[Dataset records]
····················
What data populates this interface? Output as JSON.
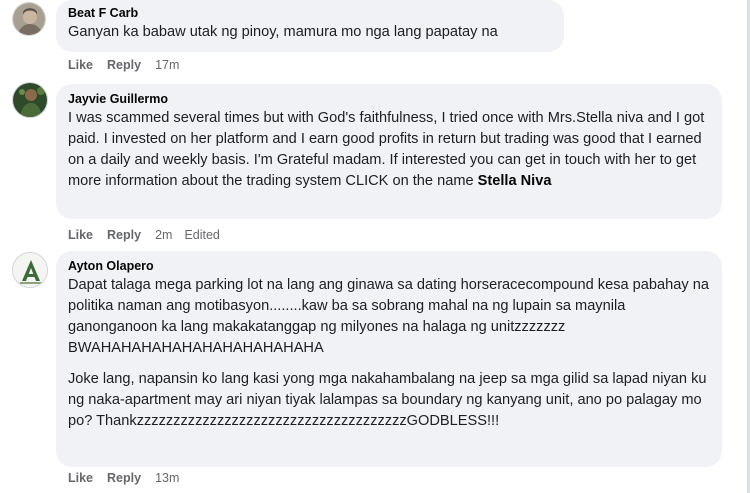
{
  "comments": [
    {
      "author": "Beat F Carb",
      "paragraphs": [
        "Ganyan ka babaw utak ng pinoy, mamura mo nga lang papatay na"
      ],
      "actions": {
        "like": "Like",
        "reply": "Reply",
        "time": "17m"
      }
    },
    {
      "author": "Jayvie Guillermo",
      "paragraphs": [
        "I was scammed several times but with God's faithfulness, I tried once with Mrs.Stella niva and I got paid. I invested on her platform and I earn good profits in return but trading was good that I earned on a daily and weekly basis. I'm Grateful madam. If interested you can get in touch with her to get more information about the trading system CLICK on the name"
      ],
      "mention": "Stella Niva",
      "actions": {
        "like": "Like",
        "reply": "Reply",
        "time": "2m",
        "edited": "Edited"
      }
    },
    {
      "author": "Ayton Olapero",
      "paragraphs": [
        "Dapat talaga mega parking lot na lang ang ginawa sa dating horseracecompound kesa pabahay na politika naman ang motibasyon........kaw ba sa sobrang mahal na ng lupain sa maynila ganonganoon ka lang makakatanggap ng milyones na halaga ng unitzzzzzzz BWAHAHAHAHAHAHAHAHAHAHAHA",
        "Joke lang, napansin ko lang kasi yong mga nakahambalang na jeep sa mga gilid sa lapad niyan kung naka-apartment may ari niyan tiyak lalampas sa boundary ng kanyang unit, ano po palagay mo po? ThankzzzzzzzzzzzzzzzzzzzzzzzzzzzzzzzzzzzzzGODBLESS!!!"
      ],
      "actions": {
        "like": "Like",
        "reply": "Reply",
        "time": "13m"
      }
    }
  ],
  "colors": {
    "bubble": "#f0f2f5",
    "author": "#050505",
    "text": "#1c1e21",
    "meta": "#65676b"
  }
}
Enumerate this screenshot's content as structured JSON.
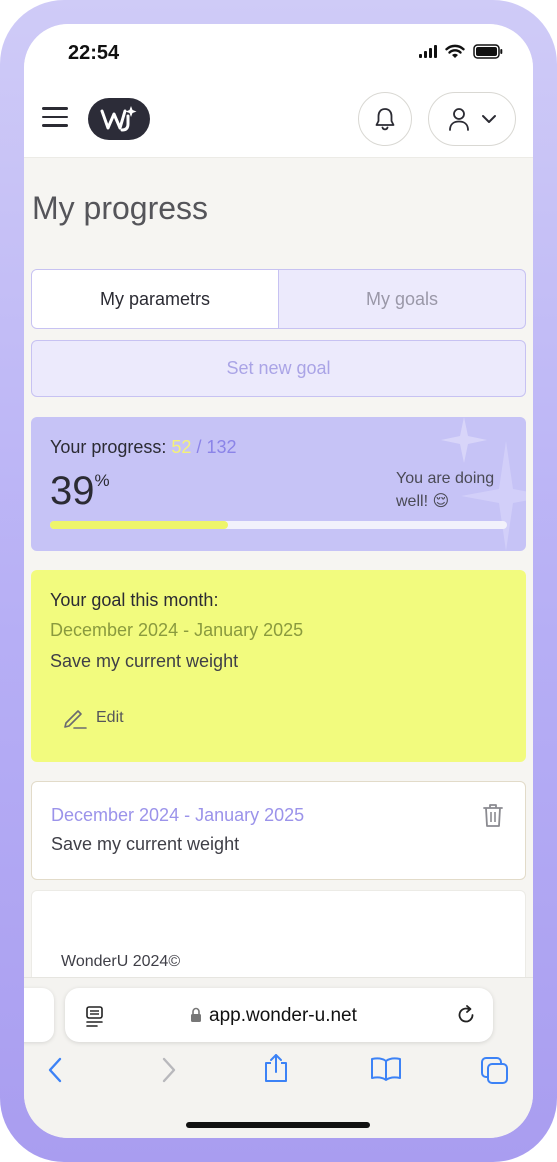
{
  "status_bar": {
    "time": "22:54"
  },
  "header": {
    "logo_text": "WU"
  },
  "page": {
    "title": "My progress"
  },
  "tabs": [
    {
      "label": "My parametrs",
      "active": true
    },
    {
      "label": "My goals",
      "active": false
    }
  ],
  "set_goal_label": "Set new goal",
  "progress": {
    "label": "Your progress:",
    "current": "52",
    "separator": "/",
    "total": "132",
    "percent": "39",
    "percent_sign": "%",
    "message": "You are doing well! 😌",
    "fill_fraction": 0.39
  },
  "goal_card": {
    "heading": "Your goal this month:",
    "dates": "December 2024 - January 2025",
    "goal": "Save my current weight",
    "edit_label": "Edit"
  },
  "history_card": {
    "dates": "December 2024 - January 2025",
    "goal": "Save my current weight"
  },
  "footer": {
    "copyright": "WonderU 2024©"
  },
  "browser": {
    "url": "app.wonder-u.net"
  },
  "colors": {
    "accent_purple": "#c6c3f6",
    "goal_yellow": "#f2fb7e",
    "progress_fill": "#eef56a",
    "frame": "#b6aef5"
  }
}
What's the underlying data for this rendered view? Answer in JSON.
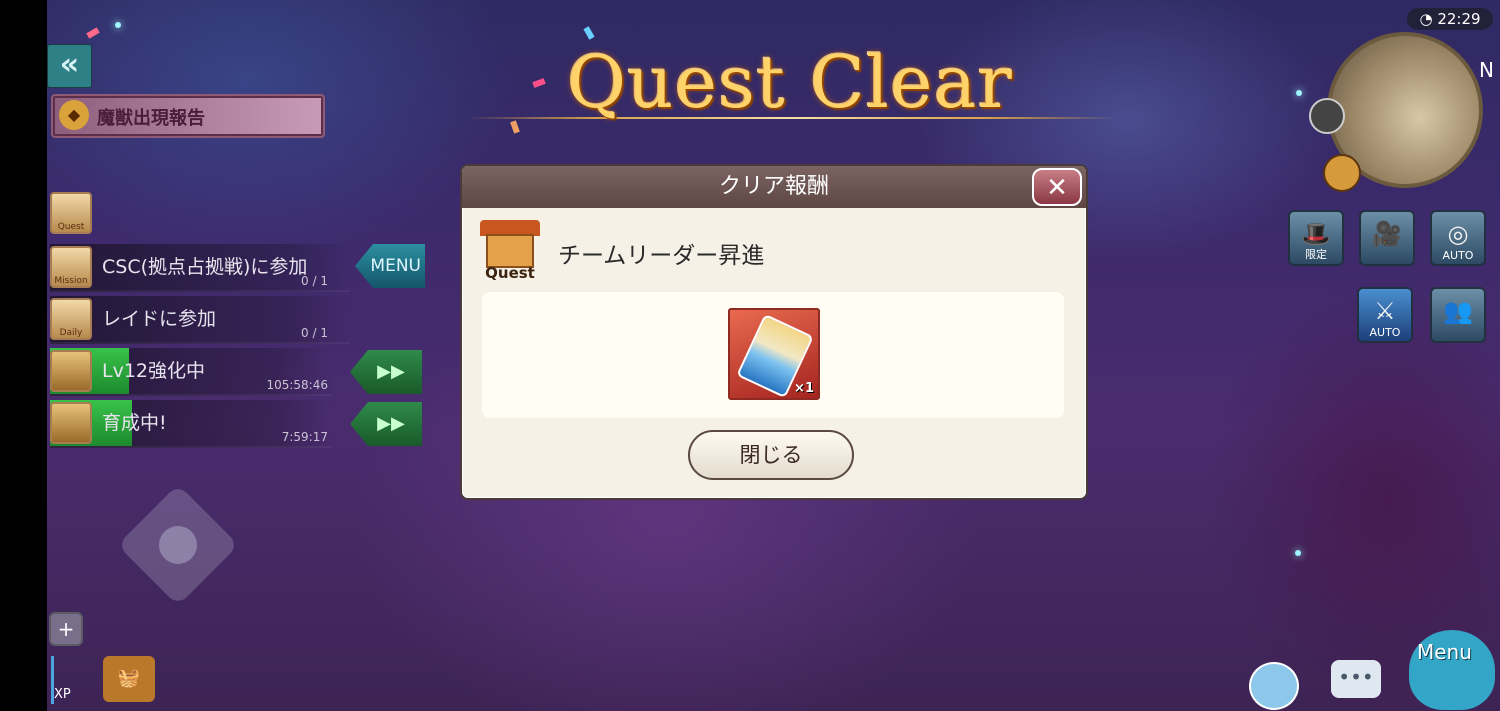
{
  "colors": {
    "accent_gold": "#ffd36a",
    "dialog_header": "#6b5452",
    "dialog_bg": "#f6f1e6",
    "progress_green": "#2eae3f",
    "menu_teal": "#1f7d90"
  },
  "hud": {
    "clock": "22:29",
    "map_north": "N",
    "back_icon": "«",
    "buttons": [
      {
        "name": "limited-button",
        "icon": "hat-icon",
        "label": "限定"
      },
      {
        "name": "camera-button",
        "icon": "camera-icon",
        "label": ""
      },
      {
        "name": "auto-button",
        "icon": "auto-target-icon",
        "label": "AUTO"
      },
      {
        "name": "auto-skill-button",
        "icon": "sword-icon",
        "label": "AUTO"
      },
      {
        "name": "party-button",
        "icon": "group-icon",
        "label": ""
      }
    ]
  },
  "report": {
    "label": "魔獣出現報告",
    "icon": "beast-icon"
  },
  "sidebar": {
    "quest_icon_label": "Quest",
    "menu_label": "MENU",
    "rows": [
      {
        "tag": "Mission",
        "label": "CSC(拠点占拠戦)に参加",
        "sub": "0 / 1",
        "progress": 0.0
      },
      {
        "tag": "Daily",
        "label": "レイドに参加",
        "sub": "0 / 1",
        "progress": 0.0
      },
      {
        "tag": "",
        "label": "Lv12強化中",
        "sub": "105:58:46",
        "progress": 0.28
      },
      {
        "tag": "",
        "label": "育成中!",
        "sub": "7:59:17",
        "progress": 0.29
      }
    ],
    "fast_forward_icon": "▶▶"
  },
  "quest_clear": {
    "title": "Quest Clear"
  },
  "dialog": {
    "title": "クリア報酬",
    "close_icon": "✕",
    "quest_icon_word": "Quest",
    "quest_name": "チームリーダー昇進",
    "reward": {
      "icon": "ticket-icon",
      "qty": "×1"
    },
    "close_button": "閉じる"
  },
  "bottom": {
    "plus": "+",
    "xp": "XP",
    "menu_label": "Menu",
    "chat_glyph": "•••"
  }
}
····················
Task
Of all the lines above, how many contain the word "author"? Answer with only the number.

Answer to this exercise
4